# [Stated goal]
Print all of the data exactly as written.

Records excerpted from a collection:
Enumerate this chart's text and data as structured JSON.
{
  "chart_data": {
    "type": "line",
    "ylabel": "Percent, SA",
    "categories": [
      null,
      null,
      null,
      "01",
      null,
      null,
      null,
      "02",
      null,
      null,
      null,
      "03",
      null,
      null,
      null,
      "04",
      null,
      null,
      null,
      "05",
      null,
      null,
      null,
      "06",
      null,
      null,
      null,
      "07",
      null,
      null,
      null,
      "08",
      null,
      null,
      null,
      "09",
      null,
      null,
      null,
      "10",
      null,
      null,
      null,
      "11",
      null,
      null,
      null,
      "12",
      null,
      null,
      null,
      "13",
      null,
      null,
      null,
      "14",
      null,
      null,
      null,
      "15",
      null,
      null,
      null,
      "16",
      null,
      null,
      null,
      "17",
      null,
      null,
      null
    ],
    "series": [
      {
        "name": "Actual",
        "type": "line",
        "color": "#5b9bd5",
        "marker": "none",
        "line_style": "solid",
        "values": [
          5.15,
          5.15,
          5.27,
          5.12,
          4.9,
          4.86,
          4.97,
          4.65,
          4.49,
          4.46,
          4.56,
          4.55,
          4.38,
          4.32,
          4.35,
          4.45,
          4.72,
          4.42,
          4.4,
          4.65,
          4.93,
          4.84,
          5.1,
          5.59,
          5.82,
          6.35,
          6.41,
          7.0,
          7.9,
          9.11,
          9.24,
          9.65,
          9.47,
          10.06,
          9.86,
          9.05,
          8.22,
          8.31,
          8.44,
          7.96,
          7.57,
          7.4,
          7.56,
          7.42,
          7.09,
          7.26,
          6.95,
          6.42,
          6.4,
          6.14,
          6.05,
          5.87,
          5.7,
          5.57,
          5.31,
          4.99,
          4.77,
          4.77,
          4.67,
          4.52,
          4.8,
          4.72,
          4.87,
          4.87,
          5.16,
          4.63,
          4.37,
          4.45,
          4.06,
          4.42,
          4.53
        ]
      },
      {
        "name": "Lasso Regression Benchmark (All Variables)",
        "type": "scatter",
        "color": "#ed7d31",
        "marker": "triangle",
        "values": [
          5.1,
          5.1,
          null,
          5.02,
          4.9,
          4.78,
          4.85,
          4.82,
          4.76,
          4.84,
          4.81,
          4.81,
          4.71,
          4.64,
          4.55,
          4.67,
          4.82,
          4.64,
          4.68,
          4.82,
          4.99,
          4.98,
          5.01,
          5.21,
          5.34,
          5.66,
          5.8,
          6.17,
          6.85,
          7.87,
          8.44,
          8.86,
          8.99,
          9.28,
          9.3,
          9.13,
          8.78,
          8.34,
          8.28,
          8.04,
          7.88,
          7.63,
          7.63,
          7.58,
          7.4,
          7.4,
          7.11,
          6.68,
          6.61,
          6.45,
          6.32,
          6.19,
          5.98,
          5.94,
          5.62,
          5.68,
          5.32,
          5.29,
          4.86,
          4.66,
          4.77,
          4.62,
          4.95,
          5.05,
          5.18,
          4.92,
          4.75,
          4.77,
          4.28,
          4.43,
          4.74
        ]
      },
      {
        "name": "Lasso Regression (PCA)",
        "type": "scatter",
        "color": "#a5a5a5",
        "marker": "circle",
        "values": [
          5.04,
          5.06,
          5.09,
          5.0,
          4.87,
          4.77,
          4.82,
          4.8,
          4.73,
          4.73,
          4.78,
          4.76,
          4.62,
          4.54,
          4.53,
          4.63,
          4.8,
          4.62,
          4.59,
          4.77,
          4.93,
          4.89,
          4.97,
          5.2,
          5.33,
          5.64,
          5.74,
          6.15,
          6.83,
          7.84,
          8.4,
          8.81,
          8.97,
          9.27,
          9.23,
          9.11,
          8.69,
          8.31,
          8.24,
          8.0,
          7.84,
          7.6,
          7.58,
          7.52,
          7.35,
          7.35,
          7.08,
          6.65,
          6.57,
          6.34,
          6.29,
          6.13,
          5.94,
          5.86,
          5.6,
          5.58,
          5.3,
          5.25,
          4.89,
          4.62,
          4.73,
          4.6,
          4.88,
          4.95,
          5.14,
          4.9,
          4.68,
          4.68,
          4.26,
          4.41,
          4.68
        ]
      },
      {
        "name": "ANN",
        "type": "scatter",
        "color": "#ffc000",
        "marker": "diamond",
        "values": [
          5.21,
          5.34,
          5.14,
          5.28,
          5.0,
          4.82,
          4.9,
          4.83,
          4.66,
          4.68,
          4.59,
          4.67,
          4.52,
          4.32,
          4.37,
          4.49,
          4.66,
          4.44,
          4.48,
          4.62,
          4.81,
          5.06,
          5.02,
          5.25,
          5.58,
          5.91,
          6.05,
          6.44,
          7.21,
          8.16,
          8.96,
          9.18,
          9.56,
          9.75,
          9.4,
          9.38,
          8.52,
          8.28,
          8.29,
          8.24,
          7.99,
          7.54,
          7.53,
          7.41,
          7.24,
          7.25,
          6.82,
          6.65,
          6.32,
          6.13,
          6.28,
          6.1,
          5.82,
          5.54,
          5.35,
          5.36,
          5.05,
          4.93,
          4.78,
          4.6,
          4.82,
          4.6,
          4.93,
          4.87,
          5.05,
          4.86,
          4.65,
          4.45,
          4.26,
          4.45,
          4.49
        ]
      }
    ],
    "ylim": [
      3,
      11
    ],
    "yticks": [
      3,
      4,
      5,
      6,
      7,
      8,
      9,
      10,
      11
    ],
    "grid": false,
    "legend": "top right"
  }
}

# [Answer to the task]
Enumerate this chart's text and data as structured JSON.
{
  "chart_data": {
    "type": "line",
    "ylabel": "Percent, SA",
    "categories": [
      null,
      null,
      null,
      "01",
      null,
      null,
      null,
      "02",
      null,
      null,
      null,
      "03",
      null,
      null,
      null,
      "04",
      null,
      null,
      null,
      "05",
      null,
      null,
      null,
      "06",
      null,
      null,
      null,
      "07",
      null,
      null,
      null,
      "08",
      null,
      null,
      null,
      "09",
      null,
      null,
      null,
      "10",
      null,
      null,
      null,
      "11",
      null,
      null,
      null,
      "12",
      null,
      null,
      null,
      "13",
      null,
      null,
      null,
      "14",
      null,
      null,
      null,
      "15",
      null,
      null,
      null,
      "16",
      null,
      null,
      null,
      "17",
      null,
      null,
      null
    ],
    "series": [
      {
        "name": "Actual",
        "type": "line",
        "color": "#5b9bd5",
        "marker": "none",
        "line_style": "solid",
        "values": [
          5.15,
          5.15,
          5.27,
          5.12,
          4.9,
          4.86,
          4.97,
          4.65,
          4.49,
          4.46,
          4.56,
          4.55,
          4.38,
          4.32,
          4.35,
          4.45,
          4.72,
          4.42,
          4.4,
          4.65,
          4.93,
          4.84,
          5.1,
          5.59,
          5.82,
          6.35,
          6.41,
          7.0,
          7.9,
          9.11,
          9.24,
          9.65,
          9.47,
          10.06,
          9.86,
          9.05,
          8.22,
          8.31,
          8.44,
          7.96,
          7.57,
          7.4,
          7.56,
          7.42,
          7.09,
          7.26,
          6.95,
          6.42,
          6.4,
          6.14,
          6.05,
          5.87,
          5.7,
          5.57,
          5.31,
          4.99,
          4.77,
          4.77,
          4.67,
          4.52,
          4.8,
          4.72,
          4.87,
          4.87,
          5.16,
          4.63,
          4.37,
          4.45,
          4.06,
          4.42,
          4.53
        ]
      },
      {
        "name": "Lasso Regression Benchmark (All Variables)",
        "type": "scatter",
        "color": "#ed7d31",
        "marker": "triangle",
        "values": [
          5.1,
          5.1,
          null,
          5.02,
          4.9,
          4.78,
          4.85,
          4.82,
          4.76,
          4.84,
          4.81,
          4.81,
          4.71,
          4.64,
          4.55,
          4.67,
          4.82,
          4.64,
          4.68,
          4.82,
          4.99,
          4.98,
          5.01,
          5.21,
          5.34,
          5.66,
          5.8,
          6.17,
          6.85,
          7.87,
          8.44,
          8.86,
          8.99,
          9.28,
          9.3,
          9.13,
          8.78,
          8.34,
          8.28,
          8.04,
          7.88,
          7.63,
          7.63,
          7.58,
          7.4,
          7.4,
          7.11,
          6.68,
          6.61,
          6.45,
          6.32,
          6.19,
          5.98,
          5.94,
          5.62,
          5.68,
          5.32,
          5.29,
          4.86,
          4.66,
          4.77,
          4.62,
          4.95,
          5.05,
          5.18,
          4.92,
          4.75,
          4.77,
          4.28,
          4.43,
          4.74
        ]
      },
      {
        "name": "Lasso Regression (PCA)",
        "type": "scatter",
        "color": "#a5a5a5",
        "marker": "circle",
        "values": [
          5.04,
          5.06,
          5.09,
          5.0,
          4.87,
          4.77,
          4.82,
          4.8,
          4.73,
          4.73,
          4.78,
          4.76,
          4.62,
          4.54,
          4.53,
          4.63,
          4.8,
          4.62,
          4.59,
          4.77,
          4.93,
          4.89,
          4.97,
          5.2,
          5.33,
          5.64,
          5.74,
          6.15,
          6.83,
          7.84,
          8.4,
          8.81,
          8.97,
          9.27,
          9.23,
          9.11,
          8.69,
          8.31,
          8.24,
          8.0,
          7.84,
          7.6,
          7.58,
          7.52,
          7.35,
          7.35,
          7.08,
          6.65,
          6.57,
          6.34,
          6.29,
          6.13,
          5.94,
          5.86,
          5.6,
          5.58,
          5.3,
          5.25,
          4.89,
          4.62,
          4.73,
          4.6,
          4.88,
          4.95,
          5.14,
          4.9,
          4.68,
          4.68,
          4.26,
          4.41,
          4.68
        ]
      },
      {
        "name": "ANN",
        "type": "scatter",
        "color": "#ffc000",
        "marker": "diamond",
        "values": [
          5.21,
          5.34,
          5.14,
          5.28,
          5.0,
          4.82,
          4.9,
          4.83,
          4.66,
          4.68,
          4.59,
          4.67,
          4.52,
          4.32,
          4.37,
          4.49,
          4.66,
          4.44,
          4.48,
          4.62,
          4.81,
          5.06,
          5.02,
          5.25,
          5.58,
          5.91,
          6.05,
          6.44,
          7.21,
          8.16,
          8.96,
          9.18,
          9.56,
          9.75,
          9.4,
          9.38,
          8.52,
          8.28,
          8.29,
          8.24,
          7.99,
          7.54,
          7.53,
          7.41,
          7.24,
          7.25,
          6.82,
          6.65,
          6.32,
          6.13,
          6.28,
          6.1,
          5.82,
          5.54,
          5.35,
          5.36,
          5.05,
          4.93,
          4.78,
          4.6,
          4.82,
          4.6,
          4.93,
          4.87,
          5.05,
          4.86,
          4.65,
          4.45,
          4.26,
          4.45,
          4.49
        ]
      }
    ],
    "ylim": [
      3,
      11
    ],
    "yticks": [
      3,
      4,
      5,
      6,
      7,
      8,
      9,
      10,
      11
    ],
    "grid": false,
    "legend": "top right"
  }
}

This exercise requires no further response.